## Start

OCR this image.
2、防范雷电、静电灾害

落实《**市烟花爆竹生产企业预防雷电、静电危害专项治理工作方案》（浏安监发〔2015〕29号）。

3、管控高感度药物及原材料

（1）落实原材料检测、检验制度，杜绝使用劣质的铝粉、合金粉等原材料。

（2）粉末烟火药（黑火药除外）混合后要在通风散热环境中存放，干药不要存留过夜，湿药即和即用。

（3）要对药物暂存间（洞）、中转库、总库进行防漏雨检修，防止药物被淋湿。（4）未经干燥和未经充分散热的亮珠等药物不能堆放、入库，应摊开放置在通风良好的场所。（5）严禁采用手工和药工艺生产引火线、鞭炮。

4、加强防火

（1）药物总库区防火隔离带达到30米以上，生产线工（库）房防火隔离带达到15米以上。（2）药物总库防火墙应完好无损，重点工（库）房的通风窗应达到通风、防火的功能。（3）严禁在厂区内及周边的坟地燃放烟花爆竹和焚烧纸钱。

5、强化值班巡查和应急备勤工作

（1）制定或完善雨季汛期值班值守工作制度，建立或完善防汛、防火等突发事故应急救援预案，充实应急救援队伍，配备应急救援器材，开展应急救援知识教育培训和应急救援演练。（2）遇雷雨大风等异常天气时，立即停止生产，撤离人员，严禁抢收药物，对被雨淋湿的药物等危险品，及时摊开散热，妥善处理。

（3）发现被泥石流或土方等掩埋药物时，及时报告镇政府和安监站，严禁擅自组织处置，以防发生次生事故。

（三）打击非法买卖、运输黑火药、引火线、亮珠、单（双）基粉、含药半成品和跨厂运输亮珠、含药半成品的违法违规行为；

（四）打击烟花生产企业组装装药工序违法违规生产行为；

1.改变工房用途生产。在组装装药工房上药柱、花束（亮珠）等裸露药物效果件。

## End

▶ _To be done_: Would you copy out each line exactly as written?

▶ _Task answer_:
OCR this image.
2、防范雷电、静电灾害

落实《**市烟花爆竹生产企业预防雷电、静电危害专项治理工作方案》（浏安监发〔2015〕29号）。

3、管控高感度药物及原材料

（1）落实原材料检测、检验制度，杜绝使用劣质的铝粉、合金粉等原材料。

（2）粉末烟火药（黑火药除外）混合后要在通风散热环境中存放，干药不要存留过夜，湿药即和即用。

（3）要对药物暂存间（洞）、中转库、总库进行防漏雨检修，防止药物被淋湿。（4）未经干燥和未经充分散热的亮珠等药物不能堆放、入库，应摊开放置在通风良好的场所。（5）严禁采用手工和药工艺生产引火线、鞭炮。

4、加强防火

（1）药物总库区防火隔离带达到30米以上，生产线工（库）房防火隔离带达到15米以上。（2）药物总库防火墙应完好无损，重点工（库）房的通风窗应达到通风、防火的功能。（3）严禁在厂区内及周边的坟地燃放烟花爆竹和焚烧纸钱。

5、强化值班巡查和应急备勤工作

（1）制定或完善雨季汛期值班值守工作制度，建立或完善防汛、防火等突发事故应急救援预案，充实应急救援队伍，配备应急救援器材，开展应急救援知识教育培训和应急救援演练。（2）遇雷雨大风等异常天气时，立即停止生产，撤离人员，严禁抢收药物，对被雨淋湿的药物等危险品，及时摊开散热，妥善处理。

（3）发现被泥石流或土方等掩埋药物时，及时报告镇政府和安监站，严禁擅自组织处置，以防发生次生事故。

（三）打击非法买卖、运输黑火药、引火线、亮珠、单（双）基粉、含药半成品和跨厂运输亮珠、含药半成品的违法违规行为；

（四）打击烟花生产企业组装装药工序违法违规生产行为；

1.改变工房用途生产。在组装装药工房上药柱、花束（亮珠）等裸露药物效果件。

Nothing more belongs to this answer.